Input for this task
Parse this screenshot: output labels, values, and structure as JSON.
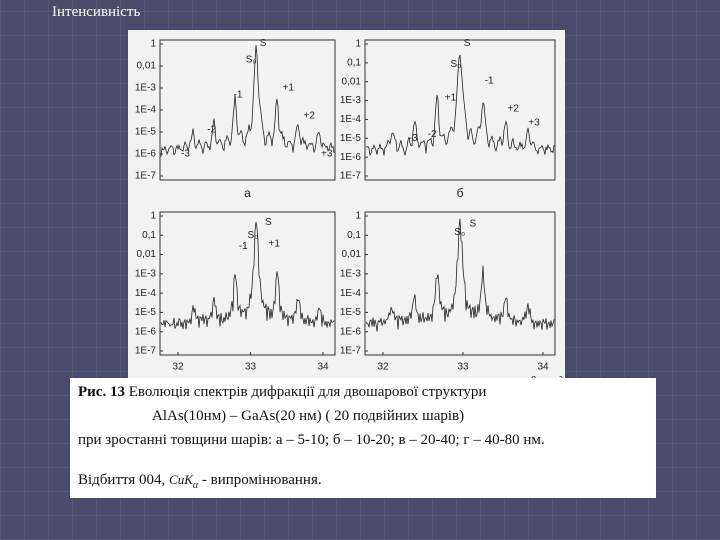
{
  "header": {
    "title": "Інтенсивність"
  },
  "figure": {
    "panels": [
      {
        "label": "а",
        "yticks": [
          "1",
          "0,01",
          "1E-3",
          "1E-4",
          "1E-5",
          "1E-6",
          "1E-7"
        ],
        "peaks": [
          "S",
          "S₀",
          "+1",
          "-1",
          "-2",
          "+2",
          "-3",
          "+3"
        ]
      },
      {
        "label": "б",
        "yticks": [
          "1",
          "0,1",
          "0,01",
          "1E-3",
          "1E-4",
          "1E-5",
          "1E-6",
          "1E-7"
        ],
        "peaks": [
          "S",
          "S₀",
          "-1",
          "+1",
          "+2",
          "-2",
          "-3",
          "+3"
        ]
      },
      {
        "yticks": [
          "1",
          "0,1",
          "0,01",
          "1E-3",
          "1E-4",
          "1E-5",
          "1E-6",
          "1E-7"
        ],
        "peaks": [
          "S₀",
          "S",
          "-1",
          "+1"
        ],
        "xticks": [
          "32",
          "33",
          "34"
        ]
      },
      {
        "yticks": [
          "1",
          "0,1",
          "0,01",
          "1E-3",
          "1E-4",
          "1E-5",
          "1E-6",
          "1E-7"
        ],
        "peaks": [
          "S₀",
          "S"
        ],
        "xticks": [
          "32",
          "33",
          "34"
        ],
        "xlabel": "θ, град"
      }
    ]
  },
  "caption": {
    "lines": [
      {
        "bold": "Рис. 13",
        "text": " Еволюція спектрів дифракції для двошарової структури"
      },
      {
        "text": "AlAs(10нм) – GaAs(20 нм) ( 20 подвійних шарів)"
      },
      {
        "text": "при зростанні товщини шарів: а – 5-10; б – 10-20; в – 20-40; г – 40-80 нм."
      }
    ],
    "reflection": {
      "before": "Відбиття 004, ",
      "formula": "CuK",
      "sub": "α",
      "after": " - випромінювання."
    }
  }
}
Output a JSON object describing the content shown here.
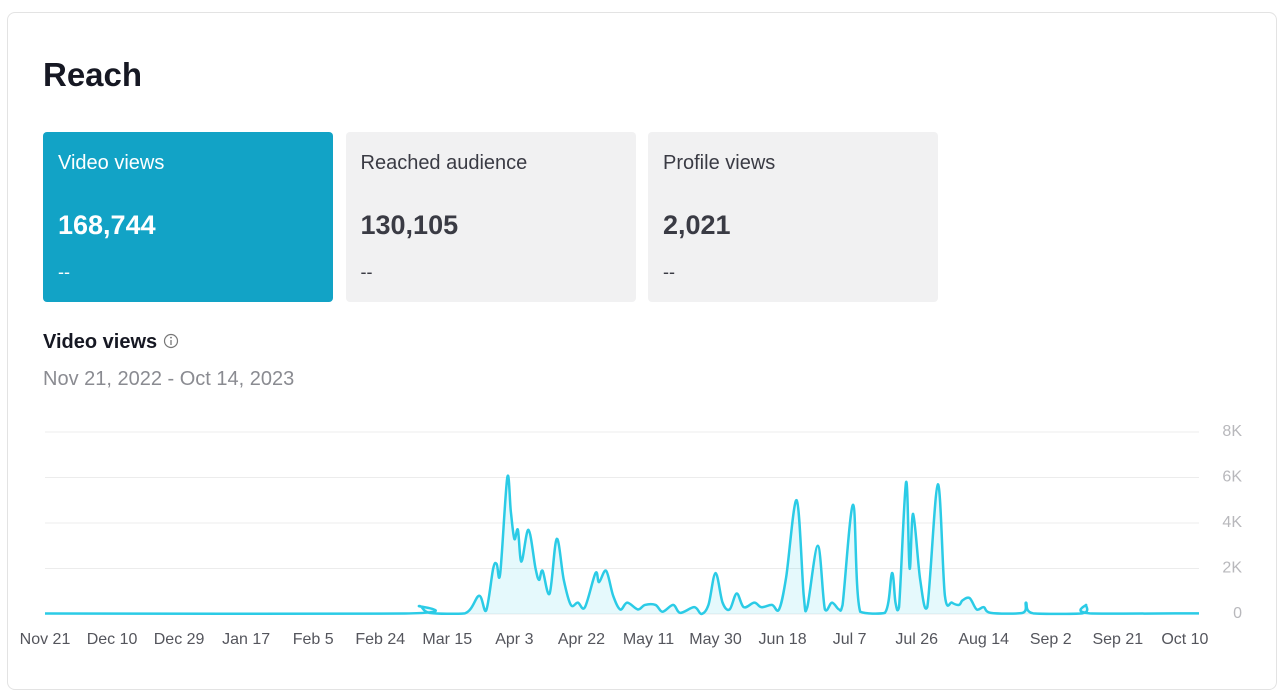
{
  "header": {
    "title": "Reach"
  },
  "cards": [
    {
      "label": "Video views",
      "value": "168,744",
      "change": "--",
      "active": true
    },
    {
      "label": "Reached audience",
      "value": "130,105",
      "change": "--",
      "active": false
    },
    {
      "label": "Profile views",
      "value": "2,021",
      "change": "--",
      "active": false
    }
  ],
  "chart_data": {
    "type": "line",
    "title": "Video views",
    "subtitle": "Nov 21, 2022 - Oct 14, 2023",
    "x": [
      "Nov 21",
      "Mar 3",
      "Mar 7",
      "Mar 10",
      "Mar 20",
      "Mar 24",
      "Mar 26",
      "Mar 28",
      "Mar 29",
      "Mar 30",
      "Apr 1",
      "Apr 2",
      "Apr 3",
      "Apr 4",
      "Apr 5",
      "Apr 7",
      "Apr 9",
      "Apr 10",
      "Apr 11",
      "Apr 13",
      "Apr 15",
      "Apr 17",
      "Apr 19",
      "Apr 21",
      "Apr 23",
      "Apr 26",
      "Apr 27",
      "Apr 29",
      "May 1",
      "May 3",
      "May 5",
      "May 8",
      "May 10",
      "May 13",
      "May 15",
      "May 18",
      "May 20",
      "May 24",
      "May 26",
      "May 28",
      "May 30",
      "Jun 1",
      "Jun 3",
      "Jun 5",
      "Jun 7",
      "Jun 10",
      "Jun 12",
      "Jun 15",
      "Jun 17",
      "Jun 19",
      "Jun 22",
      "Jun 24",
      "Jun 25",
      "Jun 28",
      "Jun 30",
      "Jul 2",
      "Jul 4",
      "Jul 5",
      "Jul 8",
      "Jul 10",
      "Jul 17",
      "Jul 19",
      "Jul 20",
      "Jul 21",
      "Jul 23",
      "Jul 24",
      "Jul 25",
      "Jul 27",
      "Jul 29",
      "Aug 1",
      "Aug 3",
      "Aug 5",
      "Aug 7",
      "Aug 8",
      "Aug 10",
      "Aug 12",
      "Aug 14",
      "Aug 16",
      "Aug 25",
      "Aug 26",
      "Aug 28",
      "Sep 11",
      "Sep 12",
      "Sep 13",
      "Oct 14"
    ],
    "series": [
      {
        "name": "Video views",
        "color": "#2bcbe6",
        "values": [
          20,
          20,
          350,
          50,
          30,
          800,
          150,
          2000,
          2200,
          1800,
          6000,
          4500,
          3300,
          3700,
          2300,
          3700,
          2000,
          1500,
          1900,
          900,
          3300,
          1500,
          400,
          500,
          300,
          1800,
          1400,
          1900,
          800,
          200,
          500,
          200,
          400,
          400,
          100,
          400,
          50,
          300,
          0,
          400,
          1800,
          500,
          200,
          900,
          300,
          500,
          300,
          400,
          200,
          1600,
          5000,
          800,
          300,
          3000,
          200,
          500,
          200,
          400,
          4800,
          100,
          50,
          1800,
          500,
          300,
          5800,
          2000,
          4400,
          1500,
          300,
          5700,
          800,
          500,
          400,
          600,
          700,
          200,
          300,
          50,
          50,
          500,
          30,
          30,
          400,
          30,
          30
        ]
      }
    ],
    "xlim": [
      "Nov 21",
      "Oct 14"
    ],
    "xticks": [
      "Nov 21",
      "Dec 10",
      "Dec 29",
      "Jan 17",
      "Feb 5",
      "Feb 24",
      "Mar 15",
      "Apr 3",
      "Apr 22",
      "May 11",
      "May 30",
      "Jun 18",
      "Jul 7",
      "Jul 26",
      "Aug 14",
      "Sep 2",
      "Sep 21",
      "Oct 10"
    ],
    "ylim": [
      0,
      8000
    ],
    "yticks": [
      0,
      {
        "value": 2000,
        "label": "2K"
      },
      {
        "value": 4000,
        "label": "4K"
      },
      {
        "value": 6000,
        "label": "6K"
      },
      {
        "value": 8000,
        "label": "8K"
      }
    ],
    "grid": true
  }
}
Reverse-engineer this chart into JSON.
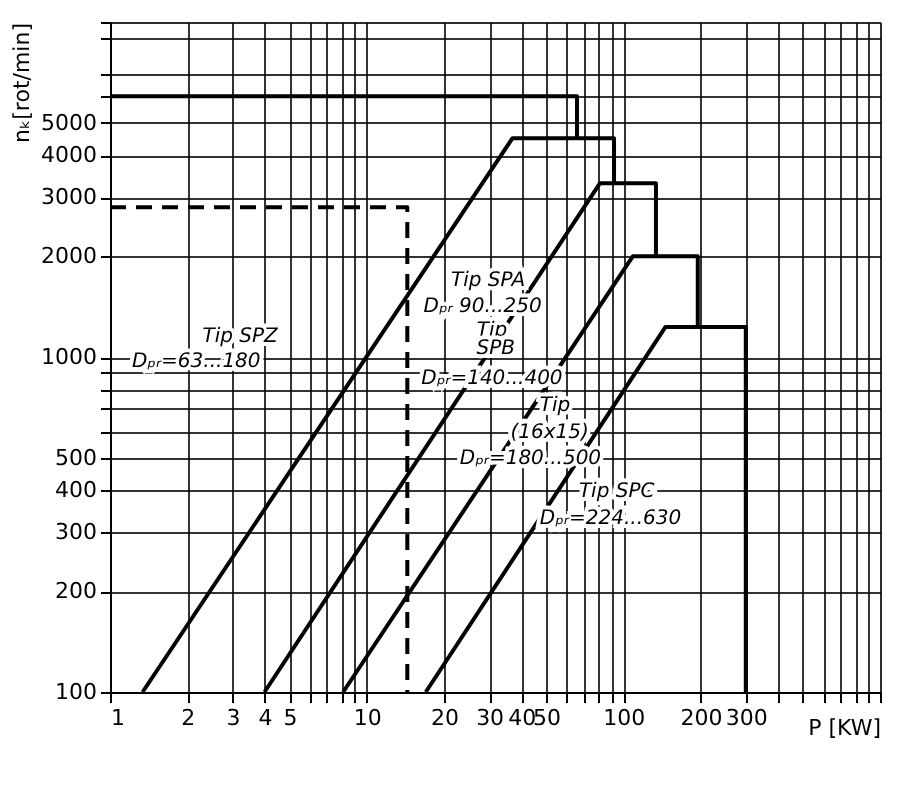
{
  "chart_data": {
    "type": "line",
    "xlabel": "P [KW]",
    "ylabel": "nₖ[rot/min]",
    "log": "xy",
    "grid": true,
    "legend": false,
    "marker": "none",
    "line_style": "solid",
    "xlim": [
      1,
      1000
    ],
    "ylim": [
      100,
      10000
    ],
    "xticks": [
      1,
      2,
      3,
      4,
      5,
      {
        "value": 6,
        "label": null
      },
      {
        "value": 7,
        "label": null
      },
      {
        "value": 8,
        "label": null
      },
      {
        "value": 9,
        "label": null
      },
      10,
      20,
      30,
      40,
      50,
      {
        "value": 60,
        "label": null
      },
      {
        "value": 70,
        "label": null
      },
      {
        "value": 80,
        "label": null
      },
      {
        "value": 90,
        "label": null
      },
      100,
      200,
      300,
      {
        "value": 400,
        "label": null
      },
      {
        "value": 500,
        "label": null
      },
      {
        "value": 600,
        "label": null
      },
      {
        "value": 700,
        "label": null
      },
      {
        "value": 800,
        "label": null
      },
      {
        "value": 900,
        "label": null
      },
      {
        "value": 1000,
        "label": null
      }
    ],
    "yticks": [
      100,
      200,
      300,
      400,
      500,
      {
        "value": 600,
        "label": null
      },
      {
        "value": 700,
        "label": null
      },
      {
        "value": 800,
        "label": null
      },
      {
        "value": 900,
        "label": null
      },
      1000,
      2000,
      3000,
      4000,
      5000,
      {
        "value": 6000,
        "label": null
      },
      {
        "value": 7000,
        "label": null
      },
      {
        "value": 9000,
        "label": null
      },
      {
        "value": 10000,
        "label": null
      }
    ],
    "series": [
      {
        "color": "#000000",
        "x": [
          1,
          66,
          66
        ],
        "values": [
          6000,
          6000,
          4500
        ]
      },
      {
        "color": "#000000",
        "x": [
          1.34,
          37,
          92,
          92
        ],
        "values": [
          100,
          4500,
          4500,
          3300
        ]
      },
      {
        "color": "#000000",
        "x": [
          4,
          81,
          134,
          134
        ],
        "values": [
          100,
          3300,
          3300,
          2000
        ]
      },
      {
        "color": "#000000",
        "x": [
          8.1,
          109,
          195,
          195
        ],
        "values": [
          100,
          2000,
          2000,
          1230
        ]
      },
      {
        "color": "#000000",
        "x": [
          17,
          146,
          300,
          300
        ],
        "values": [
          100,
          1230,
          1230,
          100
        ]
      },
      {
        "color": "#000000",
        "x": [
          1,
          14.4,
          14.4
        ],
        "values": [
          2800,
          2800,
          100
        ],
        "line_style": "dashed"
      }
    ],
    "annotations": [
      "Tip SPZ",
      "Dₚᵣ=63...180",
      "Tip SPA",
      "Dₚᵣ 90...250",
      "Tip",
      "SPB",
      "Dₚᵣ=140...400",
      "Tip",
      "(16x15)",
      "Dₚᵣ=180...500",
      "Tip SPC",
      "Dₚᵣ=224...630"
    ]
  }
}
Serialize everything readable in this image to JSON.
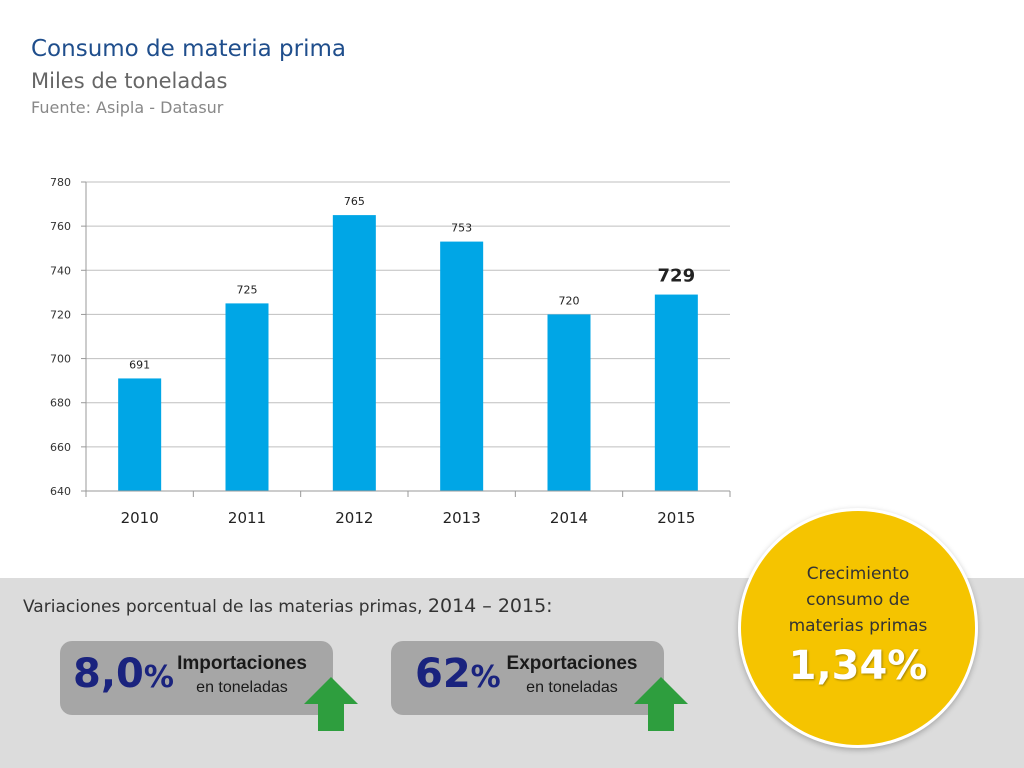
{
  "header": {
    "title": "Consumo de materia prima",
    "subtitle": "Miles de toneladas",
    "source": "Fuente: Asipla - Datasur"
  },
  "chart_data": {
    "type": "bar",
    "categories": [
      "2010",
      "2011",
      "2012",
      "2013",
      "2014",
      "2015"
    ],
    "values": [
      691,
      725,
      765,
      753,
      720,
      729
    ],
    "data_labels": [
      "691",
      "725",
      "765",
      "753",
      "720",
      "729"
    ],
    "highlight_index": 5,
    "ylim": [
      640,
      780
    ],
    "yticks": [
      "640",
      "660",
      "680",
      "700",
      "720",
      "740",
      "760",
      "780"
    ],
    "grid": true,
    "bar_color": "#00a6e6"
  },
  "footer": {
    "variation_text": "Variaciones porcentual de las materias primas,",
    "variation_years": "2014 – 2015:",
    "imports": {
      "value": "8,0",
      "unit": "%",
      "label": "Importaciones",
      "sublabel": "en toneladas",
      "trend": "up-arrow-icon"
    },
    "exports": {
      "value": "62",
      "unit": "%",
      "label": "Exportaciones",
      "sublabel": "en toneladas",
      "trend": "up-arrow-icon"
    }
  },
  "growth_circle": {
    "line1": "Crecimiento",
    "line2": "consumo de",
    "line3": "materias primas",
    "value": "1,34%",
    "color": "#f5c400"
  },
  "colors": {
    "title": "#1f4e8c",
    "stat_value": "#1a237e",
    "arrow": "#2e9e3e"
  }
}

Request
Return all the lines that contain the string "Video".

Complete response
      "label": "Video views",
    "title": "Video views",
        "name": "Video views",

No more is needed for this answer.